Leave out any picture and return the remaining listing below exactly as given.

Dataset rows about figures:
####

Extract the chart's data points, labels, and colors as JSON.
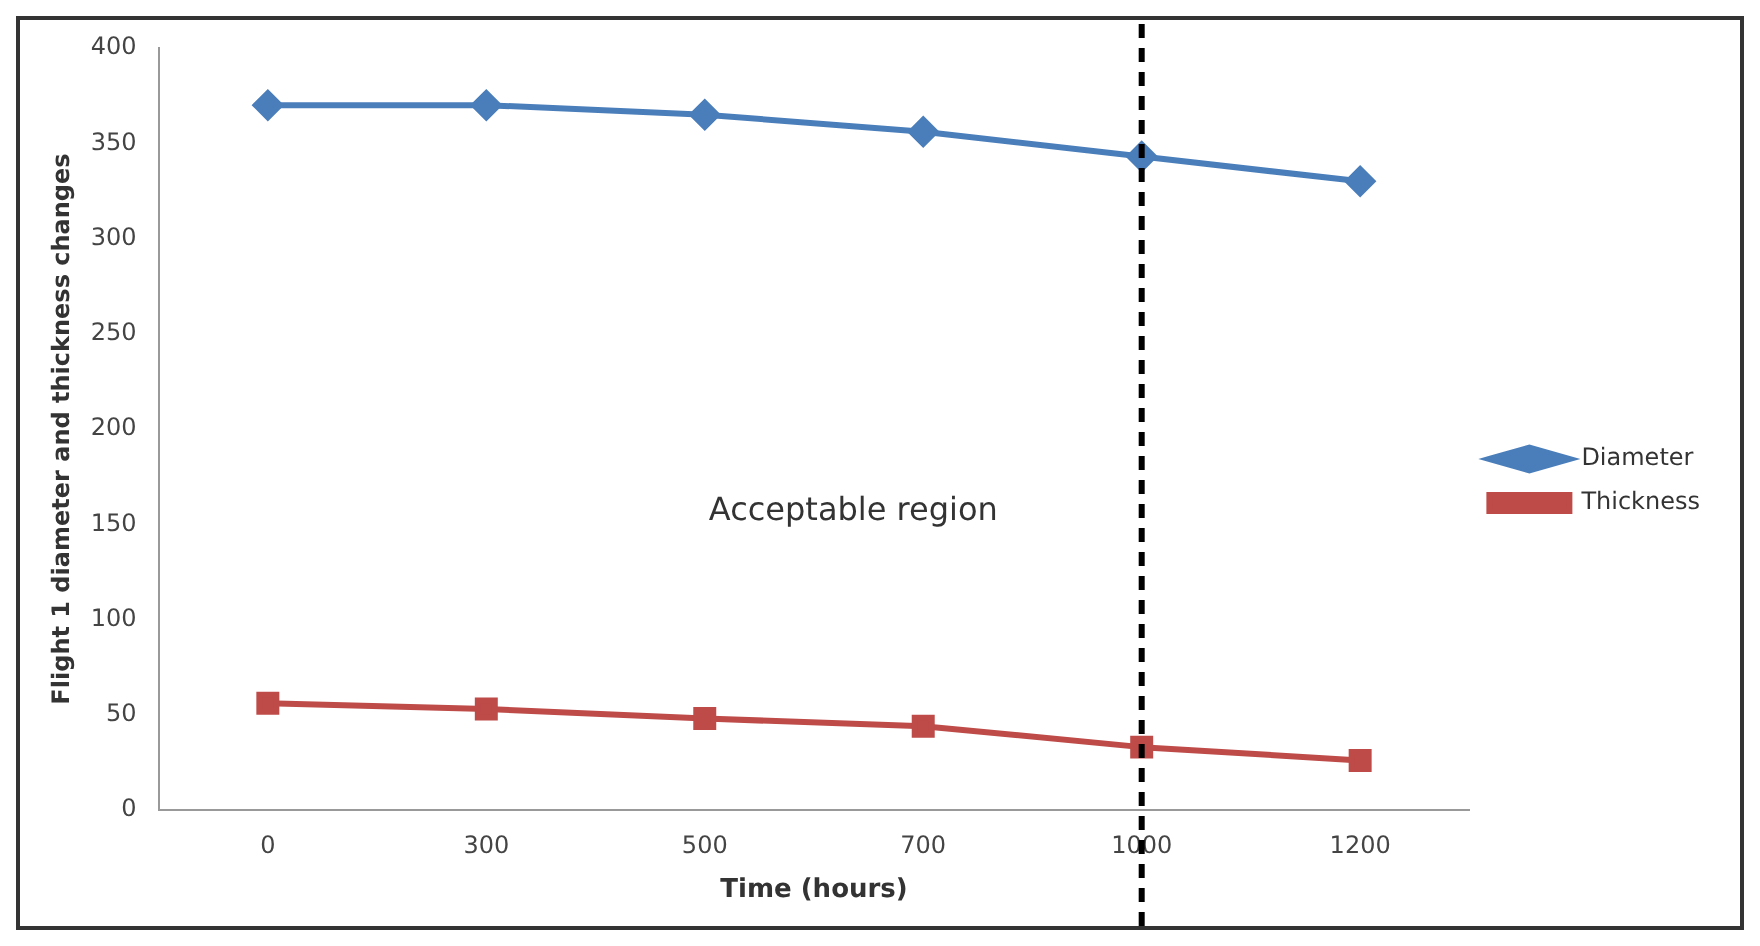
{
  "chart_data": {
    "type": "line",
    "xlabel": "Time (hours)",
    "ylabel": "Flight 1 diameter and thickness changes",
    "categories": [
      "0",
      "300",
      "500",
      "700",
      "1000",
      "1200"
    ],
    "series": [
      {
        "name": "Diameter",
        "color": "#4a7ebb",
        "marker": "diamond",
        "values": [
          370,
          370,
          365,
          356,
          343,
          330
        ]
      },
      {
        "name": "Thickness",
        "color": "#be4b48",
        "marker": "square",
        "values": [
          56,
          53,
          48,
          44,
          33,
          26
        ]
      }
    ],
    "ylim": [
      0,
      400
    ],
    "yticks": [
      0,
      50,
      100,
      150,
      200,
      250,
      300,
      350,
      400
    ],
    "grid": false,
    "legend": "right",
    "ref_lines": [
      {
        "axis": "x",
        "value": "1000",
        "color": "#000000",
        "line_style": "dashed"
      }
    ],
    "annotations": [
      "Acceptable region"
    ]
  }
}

####

- **Correct response**:
Extract the chart's data points, labels, and colors as JSON.
{
  "chart_data": {
    "type": "line",
    "xlabel": "Time (hours)",
    "ylabel": "Flight 1 diameter and thickness changes",
    "categories": [
      "0",
      "300",
      "500",
      "700",
      "1000",
      "1200"
    ],
    "series": [
      {
        "name": "Diameter",
        "color": "#4a7ebb",
        "marker": "diamond",
        "values": [
          370,
          370,
          365,
          356,
          343,
          330
        ]
      },
      {
        "name": "Thickness",
        "color": "#be4b48",
        "marker": "square",
        "values": [
          56,
          53,
          48,
          44,
          33,
          26
        ]
      }
    ],
    "ylim": [
      0,
      400
    ],
    "yticks": [
      0,
      50,
      100,
      150,
      200,
      250,
      300,
      350,
      400
    ],
    "grid": false,
    "legend": "right",
    "ref_lines": [
      {
        "axis": "x",
        "value": "1000",
        "color": "#000000",
        "line_style": "dashed"
      }
    ],
    "annotations": [
      "Acceptable region"
    ]
  }
}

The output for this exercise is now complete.